▸ JOB
Extract the complete listing and repeat it word for word.

[Recorded data]
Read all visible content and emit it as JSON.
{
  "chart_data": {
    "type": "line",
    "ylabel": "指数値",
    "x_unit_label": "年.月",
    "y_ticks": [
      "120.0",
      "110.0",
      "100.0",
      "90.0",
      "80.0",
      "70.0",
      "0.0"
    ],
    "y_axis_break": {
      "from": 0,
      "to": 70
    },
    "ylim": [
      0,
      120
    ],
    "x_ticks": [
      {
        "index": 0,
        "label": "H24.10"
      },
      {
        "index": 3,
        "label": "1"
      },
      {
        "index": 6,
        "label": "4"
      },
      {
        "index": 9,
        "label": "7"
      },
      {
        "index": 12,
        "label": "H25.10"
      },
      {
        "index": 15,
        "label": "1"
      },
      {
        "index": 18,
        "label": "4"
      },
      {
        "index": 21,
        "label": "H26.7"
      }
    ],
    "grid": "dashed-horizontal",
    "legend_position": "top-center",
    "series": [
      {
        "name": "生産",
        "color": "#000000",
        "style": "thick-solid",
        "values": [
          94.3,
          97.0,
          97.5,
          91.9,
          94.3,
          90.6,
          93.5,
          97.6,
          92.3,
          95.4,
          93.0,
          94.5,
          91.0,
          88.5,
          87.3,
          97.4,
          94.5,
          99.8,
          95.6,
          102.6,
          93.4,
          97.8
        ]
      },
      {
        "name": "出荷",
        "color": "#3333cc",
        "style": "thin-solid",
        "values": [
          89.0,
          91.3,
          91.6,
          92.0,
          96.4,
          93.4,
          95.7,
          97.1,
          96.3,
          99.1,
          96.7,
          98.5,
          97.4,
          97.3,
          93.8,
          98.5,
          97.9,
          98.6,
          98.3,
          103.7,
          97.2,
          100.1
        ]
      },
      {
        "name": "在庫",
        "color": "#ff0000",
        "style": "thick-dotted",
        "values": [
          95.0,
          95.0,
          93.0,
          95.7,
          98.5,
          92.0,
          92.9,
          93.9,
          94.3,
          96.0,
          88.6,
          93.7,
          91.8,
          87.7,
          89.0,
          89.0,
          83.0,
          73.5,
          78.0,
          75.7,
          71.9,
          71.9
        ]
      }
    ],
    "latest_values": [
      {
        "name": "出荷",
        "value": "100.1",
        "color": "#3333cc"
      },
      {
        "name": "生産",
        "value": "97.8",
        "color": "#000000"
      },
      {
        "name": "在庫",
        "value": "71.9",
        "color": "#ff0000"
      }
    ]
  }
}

▸ RESULT OF THIS TASK
Read all visible content and emit it as JSON.
{
  "chart_data": {
    "type": "line",
    "ylabel": "指数値",
    "x_unit_label": "年.月",
    "y_ticks": [
      "120.0",
      "110.0",
      "100.0",
      "90.0",
      "80.0",
      "70.0",
      "0.0"
    ],
    "y_axis_break": {
      "from": 0,
      "to": 70
    },
    "ylim": [
      0,
      120
    ],
    "x_ticks": [
      {
        "index": 0,
        "label": "H24.10"
      },
      {
        "index": 3,
        "label": "1"
      },
      {
        "index": 6,
        "label": "4"
      },
      {
        "index": 9,
        "label": "7"
      },
      {
        "index": 12,
        "label": "H25.10"
      },
      {
        "index": 15,
        "label": "1"
      },
      {
        "index": 18,
        "label": "4"
      },
      {
        "index": 21,
        "label": "H26.7"
      }
    ],
    "grid": "dashed-horizontal",
    "legend_position": "top-center",
    "series": [
      {
        "name": "生産",
        "color": "#000000",
        "style": "thick-solid",
        "values": [
          94.3,
          97.0,
          97.5,
          91.9,
          94.3,
          90.6,
          93.5,
          97.6,
          92.3,
          95.4,
          93.0,
          94.5,
          91.0,
          88.5,
          87.3,
          97.4,
          94.5,
          99.8,
          95.6,
          102.6,
          93.4,
          97.8
        ]
      },
      {
        "name": "出荷",
        "color": "#3333cc",
        "style": "thin-solid",
        "values": [
          89.0,
          91.3,
          91.6,
          92.0,
          96.4,
          93.4,
          95.7,
          97.1,
          96.3,
          99.1,
          96.7,
          98.5,
          97.4,
          97.3,
          93.8,
          98.5,
          97.9,
          98.6,
          98.3,
          103.7,
          97.2,
          100.1
        ]
      },
      {
        "name": "在庫",
        "color": "#ff0000",
        "style": "thick-dotted",
        "values": [
          95.0,
          95.0,
          93.0,
          95.7,
          98.5,
          92.0,
          92.9,
          93.9,
          94.3,
          96.0,
          88.6,
          93.7,
          91.8,
          87.7,
          89.0,
          89.0,
          83.0,
          73.5,
          78.0,
          75.7,
          71.9,
          71.9
        ]
      }
    ],
    "latest_values": [
      {
        "name": "出荷",
        "value": "100.1",
        "color": "#3333cc"
      },
      {
        "name": "生産",
        "value": "97.8",
        "color": "#000000"
      },
      {
        "name": "在庫",
        "value": "71.9",
        "color": "#ff0000"
      }
    ]
  }
}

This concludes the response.